Repeat every line from the line containing "Read out every word on this page." to the end of the data, exactly. Leave the pictures out.

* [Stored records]
_____
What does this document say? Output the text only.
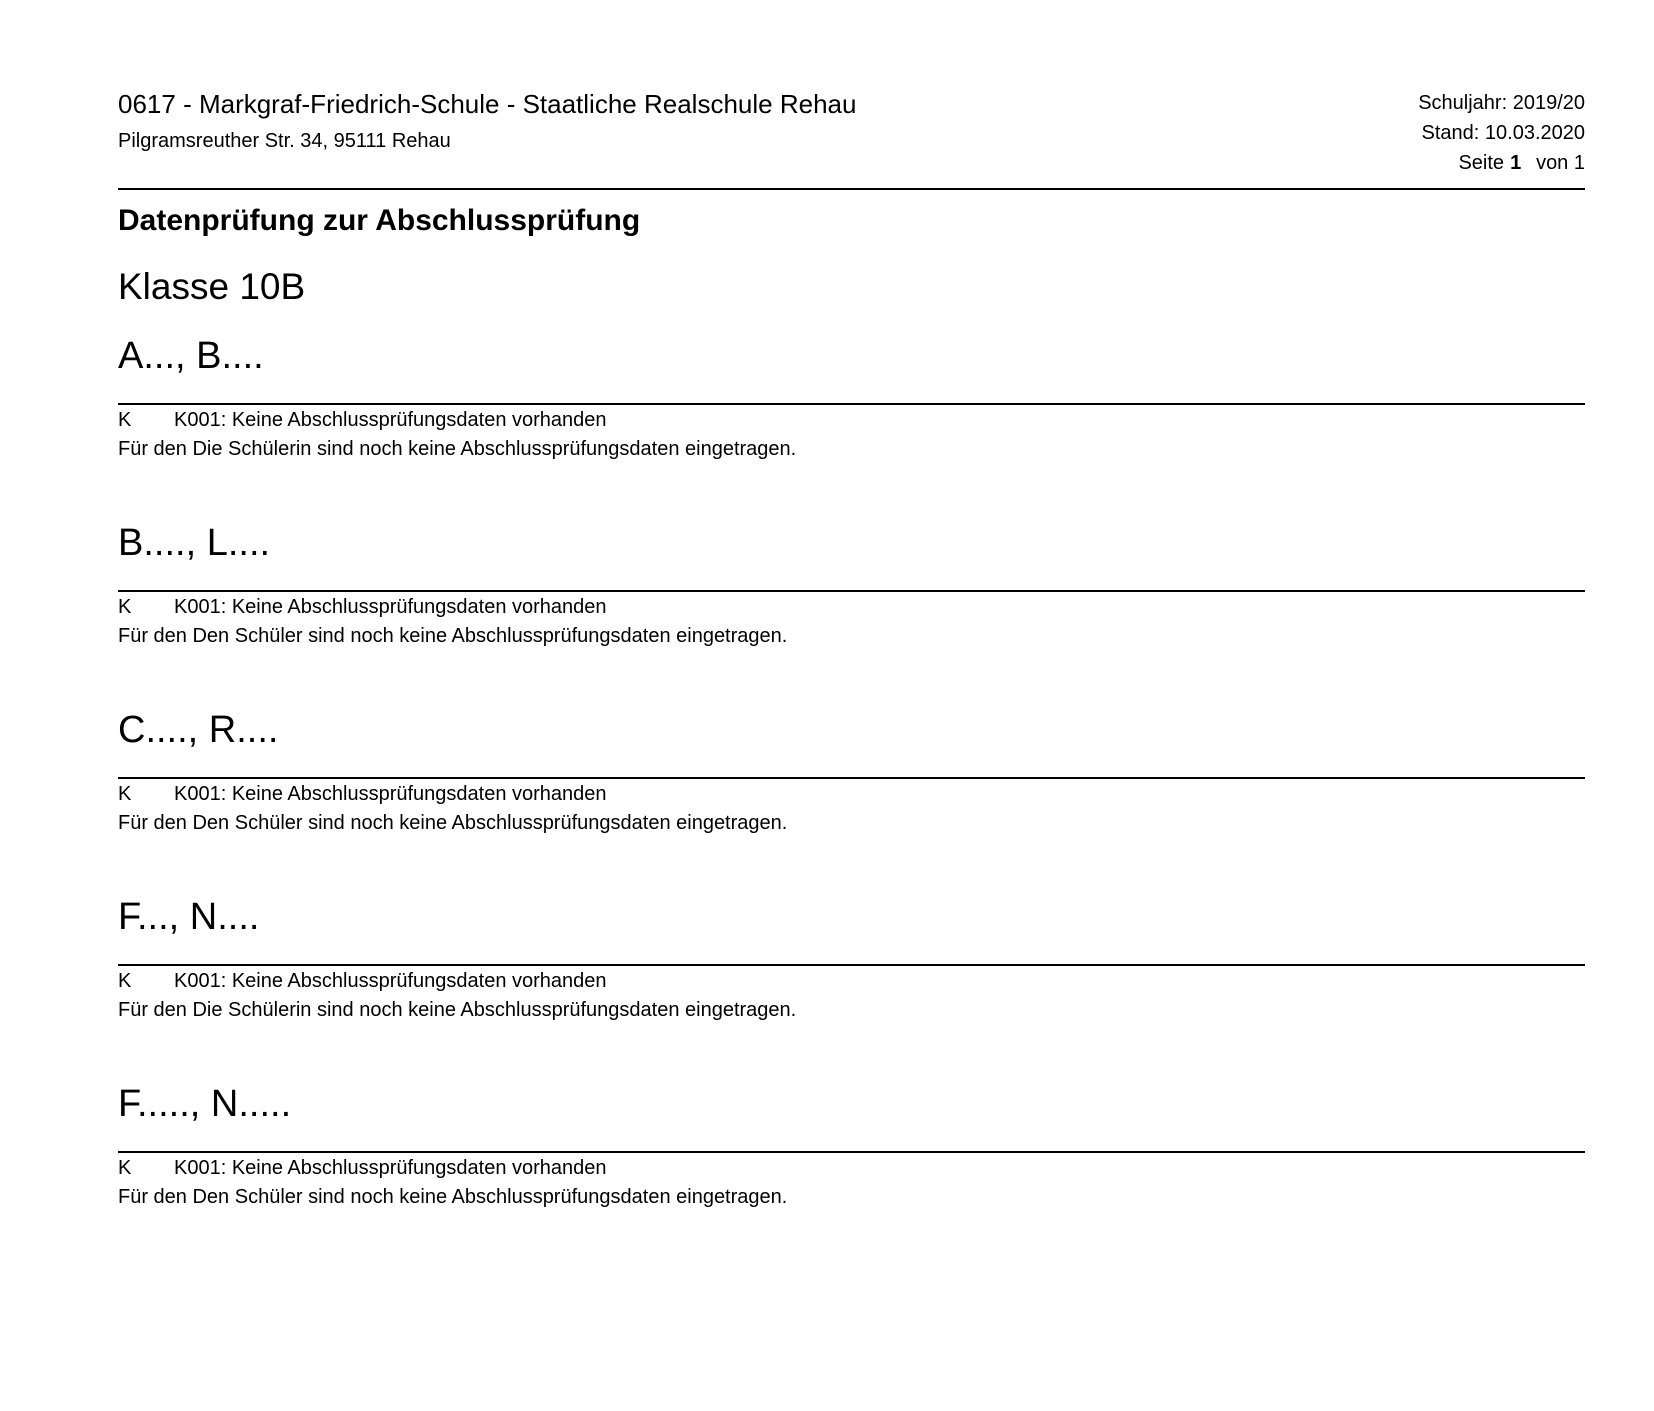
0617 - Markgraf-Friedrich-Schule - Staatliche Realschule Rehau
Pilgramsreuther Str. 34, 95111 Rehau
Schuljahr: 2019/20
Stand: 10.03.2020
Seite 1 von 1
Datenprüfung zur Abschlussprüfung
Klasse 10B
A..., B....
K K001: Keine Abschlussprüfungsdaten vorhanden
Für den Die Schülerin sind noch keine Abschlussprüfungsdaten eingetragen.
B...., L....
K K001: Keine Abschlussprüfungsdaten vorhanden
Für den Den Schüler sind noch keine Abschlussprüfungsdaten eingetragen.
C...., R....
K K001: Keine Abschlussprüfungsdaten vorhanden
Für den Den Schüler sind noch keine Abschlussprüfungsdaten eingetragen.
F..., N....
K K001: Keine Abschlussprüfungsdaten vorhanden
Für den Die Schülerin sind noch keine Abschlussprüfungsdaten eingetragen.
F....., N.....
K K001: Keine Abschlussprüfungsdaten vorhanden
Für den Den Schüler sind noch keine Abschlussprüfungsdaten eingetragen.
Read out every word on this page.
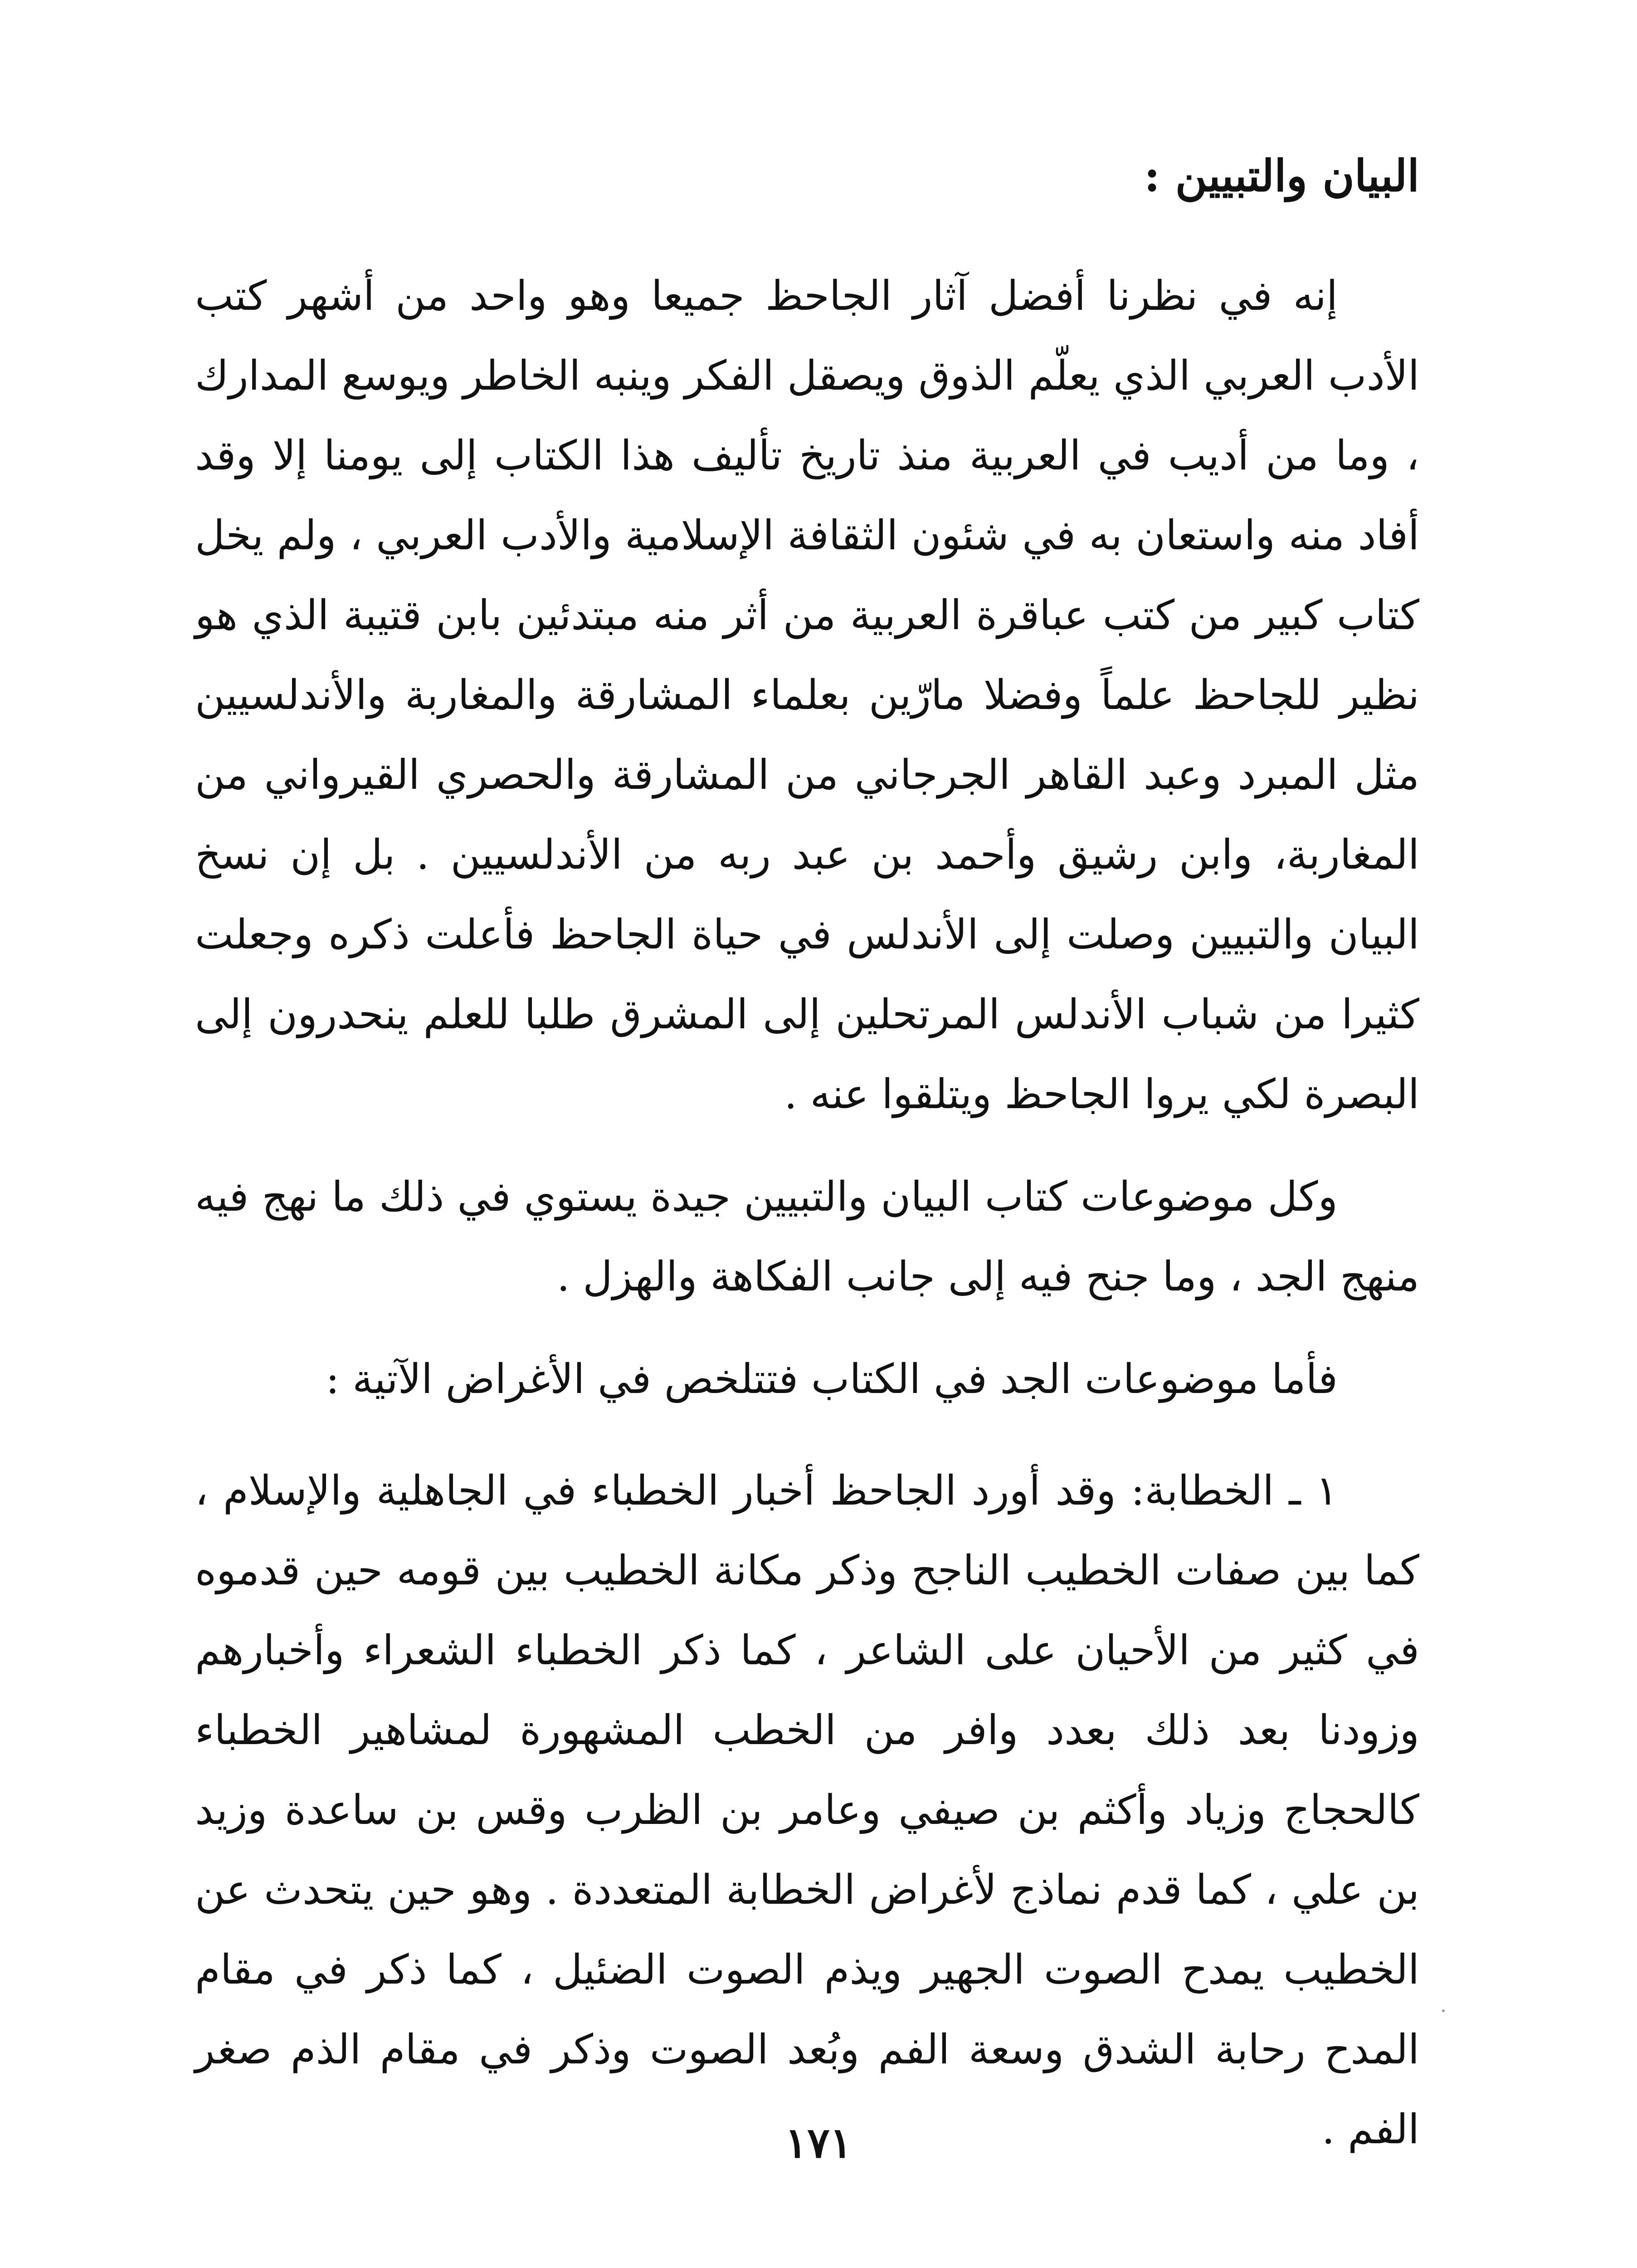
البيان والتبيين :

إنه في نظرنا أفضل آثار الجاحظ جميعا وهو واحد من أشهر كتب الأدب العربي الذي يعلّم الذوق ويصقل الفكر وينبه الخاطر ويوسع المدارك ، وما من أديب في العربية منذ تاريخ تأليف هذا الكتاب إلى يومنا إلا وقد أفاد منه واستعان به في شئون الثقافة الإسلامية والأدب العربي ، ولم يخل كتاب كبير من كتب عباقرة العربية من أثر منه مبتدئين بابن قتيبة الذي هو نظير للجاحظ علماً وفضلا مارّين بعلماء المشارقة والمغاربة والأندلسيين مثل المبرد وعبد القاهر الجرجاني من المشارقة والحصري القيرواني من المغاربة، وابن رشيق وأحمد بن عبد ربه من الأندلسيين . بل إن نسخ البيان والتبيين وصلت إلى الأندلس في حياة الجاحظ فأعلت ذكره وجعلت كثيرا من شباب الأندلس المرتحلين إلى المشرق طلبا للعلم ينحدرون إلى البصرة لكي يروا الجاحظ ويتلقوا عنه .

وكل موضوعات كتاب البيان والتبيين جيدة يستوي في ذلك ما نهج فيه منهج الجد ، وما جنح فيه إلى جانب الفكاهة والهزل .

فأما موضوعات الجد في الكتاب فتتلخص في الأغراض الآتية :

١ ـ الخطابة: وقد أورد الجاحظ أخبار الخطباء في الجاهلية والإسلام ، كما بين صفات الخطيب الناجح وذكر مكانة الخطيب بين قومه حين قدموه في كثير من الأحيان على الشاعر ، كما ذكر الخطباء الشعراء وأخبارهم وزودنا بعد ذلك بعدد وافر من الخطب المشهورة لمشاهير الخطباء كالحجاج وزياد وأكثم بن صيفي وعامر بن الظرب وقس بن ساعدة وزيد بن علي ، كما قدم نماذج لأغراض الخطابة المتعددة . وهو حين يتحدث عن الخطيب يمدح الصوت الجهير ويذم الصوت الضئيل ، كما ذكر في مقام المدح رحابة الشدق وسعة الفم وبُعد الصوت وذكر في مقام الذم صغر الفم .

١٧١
_____
* [SOLUTION FOR THIS TASK]
Read out every word on this page.
البيان والتبيين :

إنه في نظرنا أفضل آثار الجاحظ جميعا وهو واحد من أشهر كتب الأدب العربي الذي يعلّم الذوق ويصقل الفكر وينبه الخاطر ويوسع المدارك ، وما من أديب في العربية منذ تاريخ تأليف هذا الكتاب إلى يومنا إلا وقد أفاد منه واستعان به في شئون الثقافة الإسلامية والأدب العربي ، ولم يخل كتاب كبير من كتب عباقرة العربية من أثر منه مبتدئين بابن قتيبة الذي هو نظير للجاحظ علماً وفضلا مارّين بعلماء المشارقة والمغاربة والأندلسيين مثل المبرد وعبد القاهر الجرجاني من المشارقة والحصري القيرواني من المغاربة، وابن رشيق وأحمد بن عبد ربه من الأندلسيين . بل إن نسخ البيان والتبيين وصلت إلى الأندلس في حياة الجاحظ فأعلت ذكره وجعلت كثيرا من شباب الأندلس المرتحلين إلى المشرق طلبا للعلم ينحدرون إلى البصرة لكي يروا الجاحظ ويتلقوا عنه .

وكل موضوعات كتاب البيان والتبيين جيدة يستوي في ذلك ما نهج فيه منهج الجد ، وما جنح فيه إلى جانب الفكاهة والهزل .

فأما موضوعات الجد في الكتاب فتتلخص في الأغراض الآتية :

١ ـ الخطابة: وقد أورد الجاحظ أخبار الخطباء في الجاهلية والإسلام ، كما بين صفات الخطيب الناجح وذكر مكانة الخطيب بين قومه حين قدموه في كثير من الأحيان على الشاعر ، كما ذكر الخطباء الشعراء وأخبارهم وزودنا بعد ذلك بعدد وافر من الخطب المشهورة لمشاهير الخطباء كالحجاج وزياد وأكثم بن صيفي وعامر بن الظرب وقس بن ساعدة وزيد بن علي ، كما قدم نماذج لأغراض الخطابة المتعددة . وهو حين يتحدث عن الخطيب يمدح الصوت الجهير ويذم الصوت الضئيل ، كما ذكر في مقام المدح رحابة الشدق وسعة الفم وبُعد الصوت وذكر في مقام الذم صغر الفم .

١٧١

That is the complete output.